(Extracts from a graphics dataset)
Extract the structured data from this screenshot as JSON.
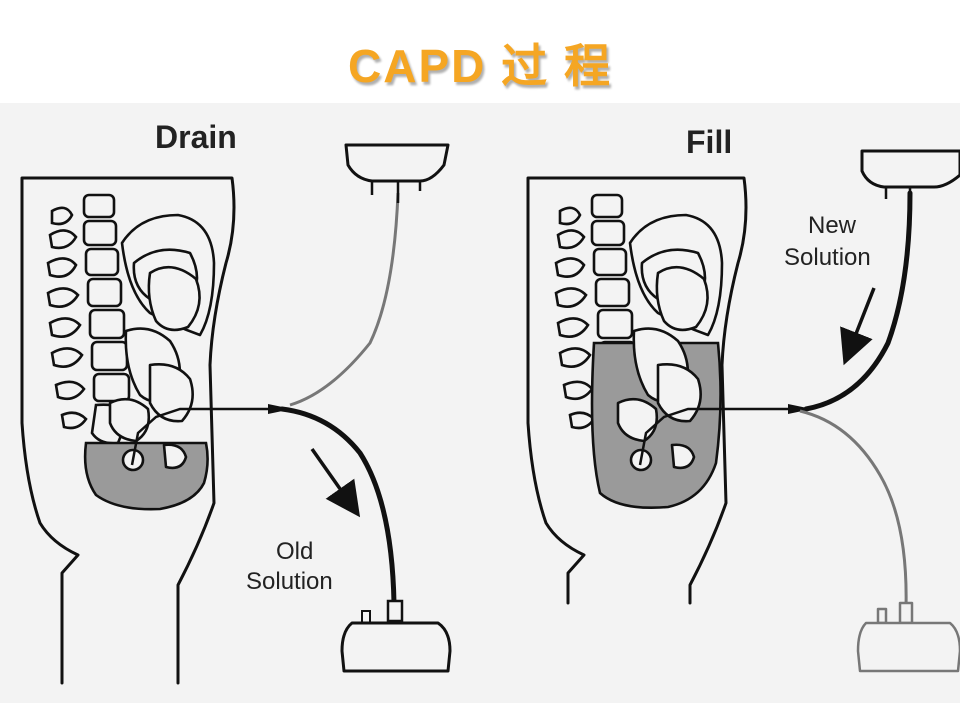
{
  "title": "CAPD 过 程",
  "panels": {
    "drain": {
      "heading": "Drain",
      "note_line1": "Old",
      "note_line2": "Solution"
    },
    "fill": {
      "heading": "Fill",
      "note_line1": "New",
      "note_line2": "Solution"
    }
  }
}
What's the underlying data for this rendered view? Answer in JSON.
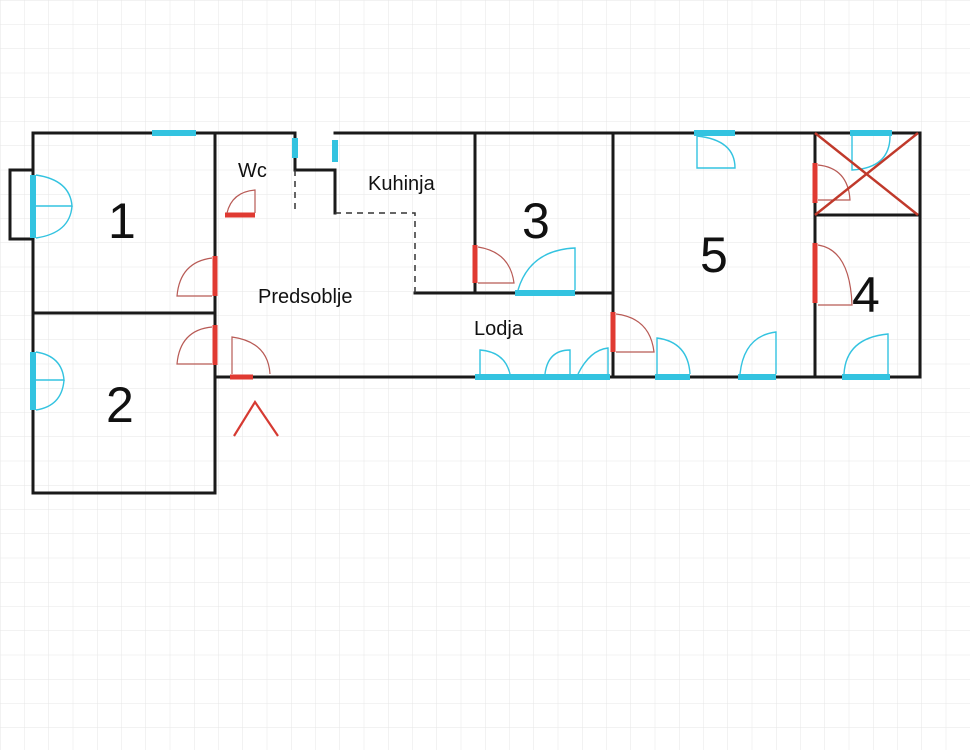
{
  "diagram": {
    "rooms": [
      {
        "id": "room-1",
        "label": "1"
      },
      {
        "id": "room-2",
        "label": "2"
      },
      {
        "id": "room-3",
        "label": "3"
      },
      {
        "id": "room-4",
        "label": "4"
      },
      {
        "id": "room-5",
        "label": "5"
      },
      {
        "id": "wc",
        "label": "Wc"
      },
      {
        "id": "kuhinja",
        "label": "Kuhinja"
      },
      {
        "id": "predsoblje",
        "label": "Predsoblje"
      },
      {
        "id": "lodja",
        "label": "Lodja"
      }
    ],
    "colors": {
      "wall": "#1a1a1a",
      "window": "#33c3e0",
      "door": "#e03a32",
      "grid": "#e6e6e6",
      "background": "#ffffff"
    }
  }
}
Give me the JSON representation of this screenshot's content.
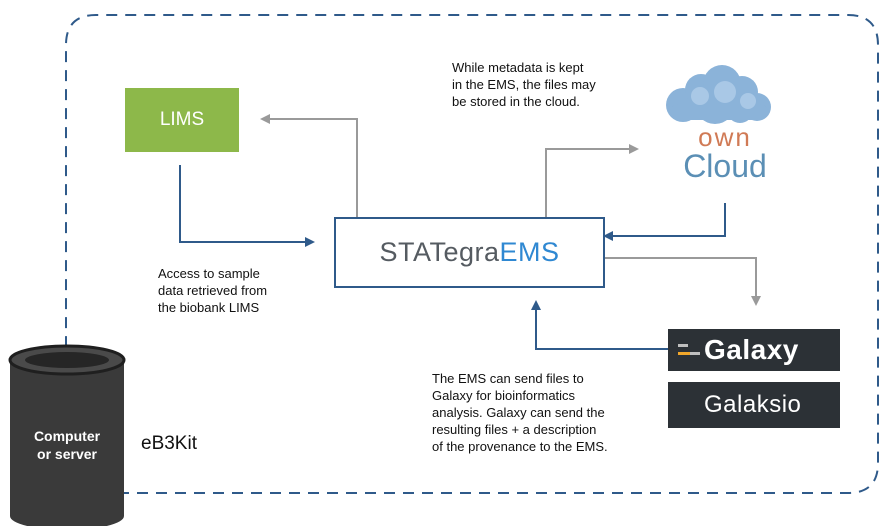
{
  "nodes": {
    "lims": "LIMS",
    "ems_part1": "STATegra",
    "ems_part2": "EMS",
    "owncloud_line1": "own",
    "owncloud_line2": "Cloud",
    "galaxy": "Galaxy",
    "galaksio": "Galaksio",
    "computer_line1": "Computer",
    "computer_line2": "or server",
    "kit": "eB3Kit"
  },
  "notes": {
    "cloud": [
      "While metadata is kept",
      "in the EMS, the files may",
      "be stored in the cloud."
    ],
    "lims": [
      "Access to sample",
      "data retrieved from",
      "the biobank LIMS"
    ],
    "galaxy": [
      "The EMS can send files to",
      "Galaxy for bioinformatics",
      "analysis. Galaxy can send the",
      "resulting files + a description",
      "of the provenance to the EMS."
    ]
  },
  "colors": {
    "lims_green": "#8db84a",
    "ems_border": "#2f5a8a",
    "ems_accent": "#2f88d2",
    "arrow_blue": "#2f5a8a",
    "arrow_gray": "#9a9a9a",
    "dashed_border": "#2f5a8a",
    "badge_dark": "#2c3136",
    "cylinder": "#3a3a3a"
  },
  "icons": [
    "cloud-icon",
    "galaxy-logo-icon",
    "rocket-icon",
    "database-cylinder-icon"
  ]
}
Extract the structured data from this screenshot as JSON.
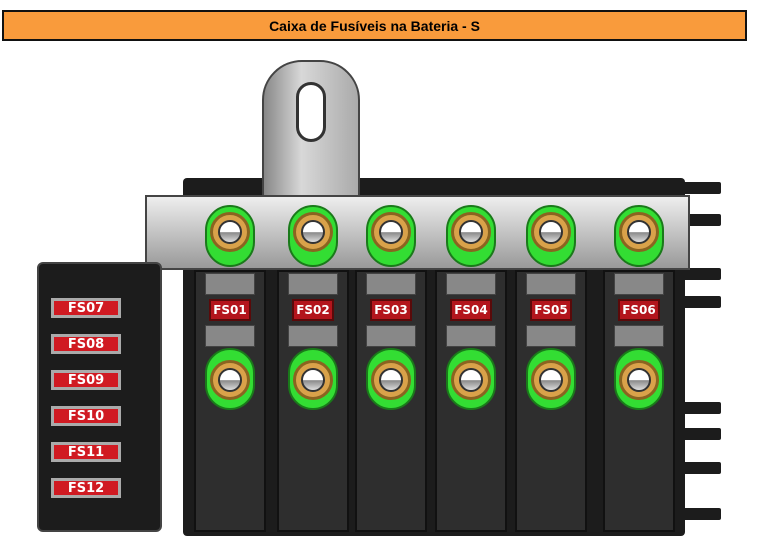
{
  "title": "Caixa de Fusíveis na Bateria - S",
  "main_fuses": [
    {
      "label": "FS01"
    },
    {
      "label": "FS02"
    },
    {
      "label": "FS03"
    },
    {
      "label": "FS04"
    },
    {
      "label": "FS05"
    },
    {
      "label": "FS06"
    }
  ],
  "side_fuses": [
    {
      "label": "FS07"
    },
    {
      "label": "FS08"
    },
    {
      "label": "FS09"
    },
    {
      "label": "FS10"
    },
    {
      "label": "FS11"
    },
    {
      "label": "FS12"
    }
  ],
  "colors": {
    "title_bg": "#f99b3c",
    "lug": "#33dd33",
    "fuse": "#b3151c"
  }
}
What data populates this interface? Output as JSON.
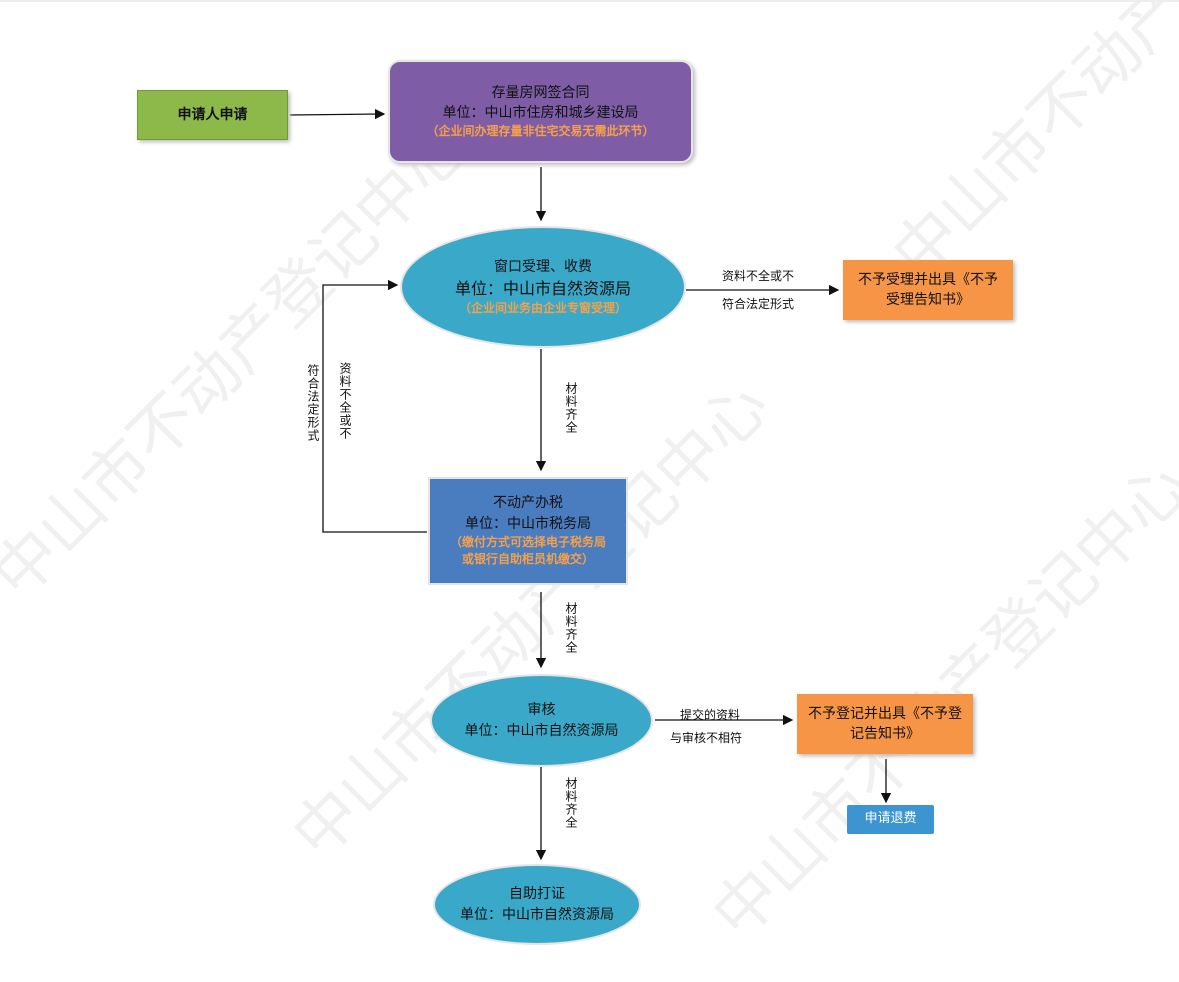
{
  "watermark": "中山市不动产登记中心",
  "nodes": {
    "apply": {
      "text": "申请人申请"
    },
    "contract": {
      "title": "存量房网签合同",
      "unit": "单位：中山市住房和城乡建设局",
      "note": "（企业间办理存量非住宅交易无需此环节）"
    },
    "window": {
      "title": "窗口受理、收费",
      "unit": "单位：中山市自然资源局",
      "note": "（企业间业务由企业专窗受理）"
    },
    "reject": {
      "text": "不予受理并出具《不予受理告知书》"
    },
    "tax": {
      "title": "不动产办税",
      "unit": "单位：中山市税务局",
      "note1": "（缴付方式可选择电子税务局",
      "note2": "或银行自助柜员机缴交）"
    },
    "review": {
      "title": "审核",
      "unit": "单位：中山市自然资源局"
    },
    "noreg": {
      "text": "不予登记并出具《不予登记告知书》"
    },
    "refund": {
      "text": "申请退费"
    },
    "print": {
      "title": "自助打证",
      "unit": "单位：中山市自然资源局"
    }
  },
  "edges": {
    "incomplete_a": "资料不全或不",
    "incomplete_b": "符合法定形式",
    "loop_a": "资料不全或不",
    "loop_b": "符合法定形式",
    "complete1": "材料齐全",
    "complete2": "材料齐全",
    "complete3": "材料齐全",
    "mismatch_a": "提交的资料",
    "mismatch_b": "与审核不相符"
  },
  "colors": {
    "green": "#8db84a",
    "purple": "#7e5da6",
    "teal": "#3aa9c9",
    "orange": "#f79546",
    "blue": "#4a7cc0",
    "note": "#f5a04a"
  }
}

Exercise details
Every record must be copied exactly, with images dropped from the result.

Solution
Extract the structured data from this screenshot as JSON.
{
  "title": "CAPD 过 程",
  "panels": {
    "drain": {
      "heading": "Drain",
      "note_line1": "Old",
      "note_line2": "Solution"
    },
    "fill": {
      "heading": "Fill",
      "note_line1": "New",
      "note_line2": "Solution"
    }
  }
}
What's the underlying data for this rendered view? Answer in JSON.
{
  "diagram": {
    "rooms": [
      {
        "id": "room-1",
        "label": "1"
      },
      {
        "id": "room-2",
        "label": "2"
      },
      {
        "id": "room-3",
        "label": "3"
      },
      {
        "id": "room-4",
        "label": "4"
      },
      {
        "id": "room-5",
        "label": "5"
      },
      {
        "id": "wc",
        "label": "Wc"
      },
      {
        "id": "kuhinja",
        "label": "Kuhinja"
      },
      {
        "id": "predsoblje",
        "label": "Predsoblje"
      },
      {
        "id": "lodja",
        "label": "Lodja"
      }
    ],
    "colors": {
      "wall": "#1a1a1a",
      "window": "#33c3e0",
      "door": "#e03a32",
      "grid": "#e6e6e6",
      "background": "#ffffff"
    }
  }
}
Give me the JSON representation of this screenshot's content.
{
  "nodes": {
    "lims": "LIMS",
    "ems_part1": "STATegra",
    "ems_part2": "EMS",
    "owncloud_line1": "own",
    "owncloud_line2": "Cloud",
    "galaxy": "Galaxy",
    "galaksio": "Galaksio",
    "computer_line1": "Computer",
    "computer_line2": "or server",
    "kit": "eB3Kit"
  },
  "notes": {
    "cloud": [
      "While metadata is kept",
      "in the EMS, the files may",
      "be stored in the cloud."
    ],
    "lims": [
      "Access to sample",
      "data retrieved from",
      "the biobank LIMS"
    ],
    "galaxy": [
      "The EMS can send files to",
      "Galaxy for bioinformatics",
      "analysis. Galaxy can send the",
      "resulting files + a description",
      "of the provenance to the EMS."
    ]
  },
  "colors": {
    "lims_green": "#8db84a",
    "ems_border": "#2f5a8a",
    "ems_accent": "#2f88d2",
    "arrow_blue": "#2f5a8a",
    "arrow_gray": "#9a9a9a",
    "dashed_border": "#2f5a8a",
    "badge_dark": "#2c3136",
    "cylinder": "#3a3a3a"
  },
  "icons": [
    "cloud-icon",
    "galaxy-logo-icon",
    "rocket-icon",
    "database-cylinder-icon"
  ]
}
Extract the structured data from this screenshot as JSON.
{
  "title": "Caixa de Fusíveis na Bateria - S",
  "main_fuses": [
    {
      "label": "FS01"
    },
    {
      "label": "FS02"
    },
    {
      "label": "FS03"
    },
    {
      "label": "FS04"
    },
    {
      "label": "FS05"
    },
    {
      "label": "FS06"
    }
  ],
  "side_fuses": [
    {
      "label": "FS07"
    },
    {
      "label": "FS08"
    },
    {
      "label": "FS09"
    },
    {
      "label": "FS10"
    },
    {
      "label": "FS11"
    },
    {
      "label": "FS12"
    }
  ],
  "colors": {
    "title_bg": "#f99b3c",
    "lug": "#33dd33",
    "fuse": "#b3151c"
  }
}
What data populates this interface? Output as JSON.
{
  "watermark": "中山市不动产登记中心",
  "nodes": {
    "apply": {
      "text": "申请人申请"
    },
    "contract": {
      "title": "存量房网签合同",
      "unit": "单位：中山市住房和城乡建设局",
      "note": "（企业间办理存量非住宅交易无需此环节）"
    },
    "window": {
      "title": "窗口受理、收费",
      "unit": "单位：中山市自然资源局",
      "note": "（企业间业务由企业专窗受理）"
    },
    "reject": {
      "text": "不予受理并出具《不予受理告知书》"
    },
    "tax": {
      "title": "不动产办税",
      "unit": "单位：中山市税务局",
      "note1": "（缴付方式可选择电子税务局",
      "note2": "或银行自助柜员机缴交）"
    },
    "review": {
      "title": "审核",
      "unit": "单位：中山市自然资源局"
    },
    "noreg": {
      "text": "不予登记并出具《不予登记告知书》"
    },
    "refund": {
      "text": "申请退费"
    },
    "print": {
      "title": "自助打证",
      "unit": "单位：中山市自然资源局"
    }
  },
  "edges": {
    "incomplete_a": "资料不全或不",
    "incomplete_b": "符合法定形式",
    "loop_a": "资料不全或不",
    "loop_b": "符合法定形式",
    "complete1": "材料齐全",
    "complete2": "材料齐全",
    "complete3": "材料齐全",
    "mismatch_a": "提交的资料",
    "mismatch_b": "与审核不相符"
  },
  "colors": {
    "green": "#8db84a",
    "purple": "#7e5da6",
    "teal": "#3aa9c9",
    "orange": "#f79546",
    "blue": "#4a7cc0",
    "note": "#f5a04a"
  }
}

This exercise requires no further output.